### Required task
Extract from the listing each line in which the word "this" appears.

(Collection entries)
__________________________________________________

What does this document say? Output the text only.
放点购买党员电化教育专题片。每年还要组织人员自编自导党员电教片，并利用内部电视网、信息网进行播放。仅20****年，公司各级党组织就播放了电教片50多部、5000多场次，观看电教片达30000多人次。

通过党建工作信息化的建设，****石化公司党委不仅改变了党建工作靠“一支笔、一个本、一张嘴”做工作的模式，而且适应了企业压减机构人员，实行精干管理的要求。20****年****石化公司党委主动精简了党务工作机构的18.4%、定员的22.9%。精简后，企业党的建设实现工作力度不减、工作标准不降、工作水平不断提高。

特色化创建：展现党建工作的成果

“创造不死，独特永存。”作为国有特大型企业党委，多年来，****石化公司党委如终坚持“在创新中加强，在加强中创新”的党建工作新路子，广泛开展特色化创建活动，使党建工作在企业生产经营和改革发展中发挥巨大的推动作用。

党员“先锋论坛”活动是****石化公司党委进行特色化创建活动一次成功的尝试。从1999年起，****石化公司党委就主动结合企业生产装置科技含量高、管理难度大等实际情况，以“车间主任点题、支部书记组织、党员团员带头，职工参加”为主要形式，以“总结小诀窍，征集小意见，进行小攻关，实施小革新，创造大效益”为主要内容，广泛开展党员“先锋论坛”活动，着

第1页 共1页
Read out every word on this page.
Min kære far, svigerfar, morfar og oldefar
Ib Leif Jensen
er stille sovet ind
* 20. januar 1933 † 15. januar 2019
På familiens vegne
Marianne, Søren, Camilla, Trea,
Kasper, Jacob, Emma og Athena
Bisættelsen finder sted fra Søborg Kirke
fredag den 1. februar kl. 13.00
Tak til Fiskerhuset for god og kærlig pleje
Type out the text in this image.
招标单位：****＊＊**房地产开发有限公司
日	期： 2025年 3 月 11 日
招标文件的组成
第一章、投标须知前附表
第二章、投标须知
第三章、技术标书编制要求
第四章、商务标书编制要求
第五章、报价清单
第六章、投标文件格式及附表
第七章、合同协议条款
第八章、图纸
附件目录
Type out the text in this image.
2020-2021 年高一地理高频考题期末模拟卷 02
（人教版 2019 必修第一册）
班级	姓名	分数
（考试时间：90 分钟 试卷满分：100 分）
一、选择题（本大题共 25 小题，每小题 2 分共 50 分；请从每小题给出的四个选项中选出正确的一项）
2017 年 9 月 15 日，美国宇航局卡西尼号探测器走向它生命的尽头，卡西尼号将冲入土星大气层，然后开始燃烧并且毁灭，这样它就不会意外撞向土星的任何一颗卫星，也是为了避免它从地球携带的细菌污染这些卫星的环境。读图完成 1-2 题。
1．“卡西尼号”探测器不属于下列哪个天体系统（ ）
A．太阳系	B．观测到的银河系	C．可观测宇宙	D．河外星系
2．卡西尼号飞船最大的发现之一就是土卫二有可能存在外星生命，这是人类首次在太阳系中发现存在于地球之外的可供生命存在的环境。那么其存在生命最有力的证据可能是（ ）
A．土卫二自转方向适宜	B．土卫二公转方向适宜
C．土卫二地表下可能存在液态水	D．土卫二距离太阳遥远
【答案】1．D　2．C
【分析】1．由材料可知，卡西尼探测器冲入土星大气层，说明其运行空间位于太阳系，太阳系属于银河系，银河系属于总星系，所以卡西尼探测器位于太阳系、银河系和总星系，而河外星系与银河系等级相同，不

__________________________________________________

### Output
What does this document say? Output the text only.
Read out every word on this page.
Type out the text in this image.
Type out the text in this image.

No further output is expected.